:: Data to process ::

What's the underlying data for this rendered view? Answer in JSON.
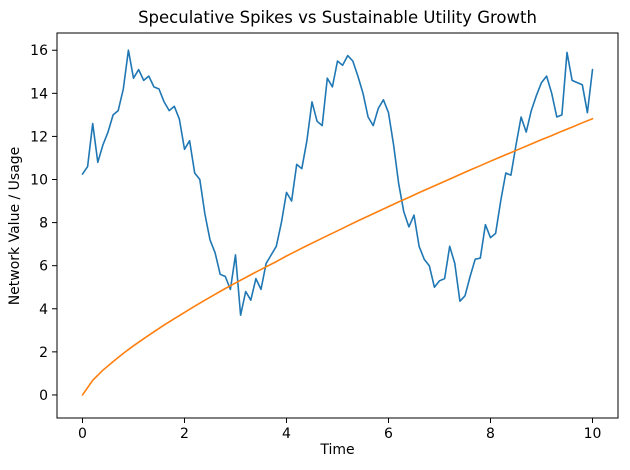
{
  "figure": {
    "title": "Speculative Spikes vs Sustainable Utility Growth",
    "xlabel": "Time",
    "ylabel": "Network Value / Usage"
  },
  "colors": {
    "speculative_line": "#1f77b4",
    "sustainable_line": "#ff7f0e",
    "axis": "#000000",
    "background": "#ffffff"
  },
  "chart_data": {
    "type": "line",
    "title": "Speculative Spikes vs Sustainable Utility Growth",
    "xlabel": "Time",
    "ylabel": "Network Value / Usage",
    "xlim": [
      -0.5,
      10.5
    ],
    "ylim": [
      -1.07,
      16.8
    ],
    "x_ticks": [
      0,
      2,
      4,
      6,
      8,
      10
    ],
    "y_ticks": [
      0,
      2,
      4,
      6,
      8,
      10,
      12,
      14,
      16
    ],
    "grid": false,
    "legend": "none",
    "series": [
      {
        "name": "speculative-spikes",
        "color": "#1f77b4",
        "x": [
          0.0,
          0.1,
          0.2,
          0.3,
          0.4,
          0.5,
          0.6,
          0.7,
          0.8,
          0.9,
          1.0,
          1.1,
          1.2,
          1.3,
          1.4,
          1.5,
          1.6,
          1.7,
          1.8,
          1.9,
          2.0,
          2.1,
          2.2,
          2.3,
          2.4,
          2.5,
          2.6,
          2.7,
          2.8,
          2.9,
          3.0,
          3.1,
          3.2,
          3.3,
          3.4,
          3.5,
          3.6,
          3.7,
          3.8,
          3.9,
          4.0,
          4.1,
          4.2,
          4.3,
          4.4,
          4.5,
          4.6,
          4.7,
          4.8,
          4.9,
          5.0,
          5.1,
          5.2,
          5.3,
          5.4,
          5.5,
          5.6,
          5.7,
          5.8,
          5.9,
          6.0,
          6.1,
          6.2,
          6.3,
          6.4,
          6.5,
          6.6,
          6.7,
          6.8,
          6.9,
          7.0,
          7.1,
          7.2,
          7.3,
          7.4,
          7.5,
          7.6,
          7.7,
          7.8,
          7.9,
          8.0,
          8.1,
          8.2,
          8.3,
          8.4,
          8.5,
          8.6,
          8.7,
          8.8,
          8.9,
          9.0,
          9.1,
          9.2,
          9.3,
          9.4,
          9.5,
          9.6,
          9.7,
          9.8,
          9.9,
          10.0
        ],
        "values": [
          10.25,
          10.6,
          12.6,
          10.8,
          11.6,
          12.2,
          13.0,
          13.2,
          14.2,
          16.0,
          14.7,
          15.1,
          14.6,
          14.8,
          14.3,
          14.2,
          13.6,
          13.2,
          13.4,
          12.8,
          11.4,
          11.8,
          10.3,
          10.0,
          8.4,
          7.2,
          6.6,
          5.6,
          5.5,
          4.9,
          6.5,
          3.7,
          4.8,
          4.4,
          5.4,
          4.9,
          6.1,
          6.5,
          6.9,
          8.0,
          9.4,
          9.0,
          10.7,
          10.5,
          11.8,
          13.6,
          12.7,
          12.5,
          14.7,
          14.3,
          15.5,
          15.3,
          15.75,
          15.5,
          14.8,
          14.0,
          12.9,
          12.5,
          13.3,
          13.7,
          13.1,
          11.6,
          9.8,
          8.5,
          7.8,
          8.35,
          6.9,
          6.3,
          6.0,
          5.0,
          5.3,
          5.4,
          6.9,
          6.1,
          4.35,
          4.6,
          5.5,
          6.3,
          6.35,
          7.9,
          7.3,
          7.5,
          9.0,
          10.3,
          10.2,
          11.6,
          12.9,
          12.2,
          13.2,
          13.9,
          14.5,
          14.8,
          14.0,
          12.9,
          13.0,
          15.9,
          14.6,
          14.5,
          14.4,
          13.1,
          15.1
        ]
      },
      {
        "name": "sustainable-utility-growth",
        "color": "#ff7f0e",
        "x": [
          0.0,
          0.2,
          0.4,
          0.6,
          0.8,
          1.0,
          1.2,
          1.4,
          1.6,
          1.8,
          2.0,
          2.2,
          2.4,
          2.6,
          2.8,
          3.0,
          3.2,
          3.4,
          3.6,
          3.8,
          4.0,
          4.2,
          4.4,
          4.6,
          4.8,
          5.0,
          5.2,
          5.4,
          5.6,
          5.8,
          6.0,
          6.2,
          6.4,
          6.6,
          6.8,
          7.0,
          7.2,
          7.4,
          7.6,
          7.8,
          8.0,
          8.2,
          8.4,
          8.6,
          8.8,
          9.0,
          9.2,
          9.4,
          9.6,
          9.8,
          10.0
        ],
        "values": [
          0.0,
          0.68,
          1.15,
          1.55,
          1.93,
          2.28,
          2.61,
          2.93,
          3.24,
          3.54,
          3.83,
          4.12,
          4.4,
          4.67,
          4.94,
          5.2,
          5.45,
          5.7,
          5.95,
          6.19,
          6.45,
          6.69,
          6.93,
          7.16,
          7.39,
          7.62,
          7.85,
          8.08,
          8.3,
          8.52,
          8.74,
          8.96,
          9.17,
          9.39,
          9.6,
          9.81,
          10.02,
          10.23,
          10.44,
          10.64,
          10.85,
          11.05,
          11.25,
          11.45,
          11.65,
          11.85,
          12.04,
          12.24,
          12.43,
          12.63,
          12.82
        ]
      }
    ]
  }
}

:::
:: Data to process ::

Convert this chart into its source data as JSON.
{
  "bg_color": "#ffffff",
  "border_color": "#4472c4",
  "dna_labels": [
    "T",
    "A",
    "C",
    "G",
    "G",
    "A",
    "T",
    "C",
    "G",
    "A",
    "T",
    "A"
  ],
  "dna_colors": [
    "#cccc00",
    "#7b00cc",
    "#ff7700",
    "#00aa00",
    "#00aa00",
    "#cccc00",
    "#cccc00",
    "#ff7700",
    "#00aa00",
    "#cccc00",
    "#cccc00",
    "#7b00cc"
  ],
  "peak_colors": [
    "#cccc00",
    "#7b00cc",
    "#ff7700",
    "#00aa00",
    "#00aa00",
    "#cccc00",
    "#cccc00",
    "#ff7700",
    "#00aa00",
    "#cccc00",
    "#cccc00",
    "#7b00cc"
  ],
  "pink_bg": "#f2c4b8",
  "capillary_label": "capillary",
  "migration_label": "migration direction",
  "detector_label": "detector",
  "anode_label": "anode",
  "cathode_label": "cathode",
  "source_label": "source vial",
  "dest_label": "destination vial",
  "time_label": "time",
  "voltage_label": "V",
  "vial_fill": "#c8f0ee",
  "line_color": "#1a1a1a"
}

:::

Exercise objective. Filter the listing above for the string "ylabel" and copy every matching line.

Solution below.
    "ylabel": "Network Value / Usage"
    "ylabel": "Network Value / Usage",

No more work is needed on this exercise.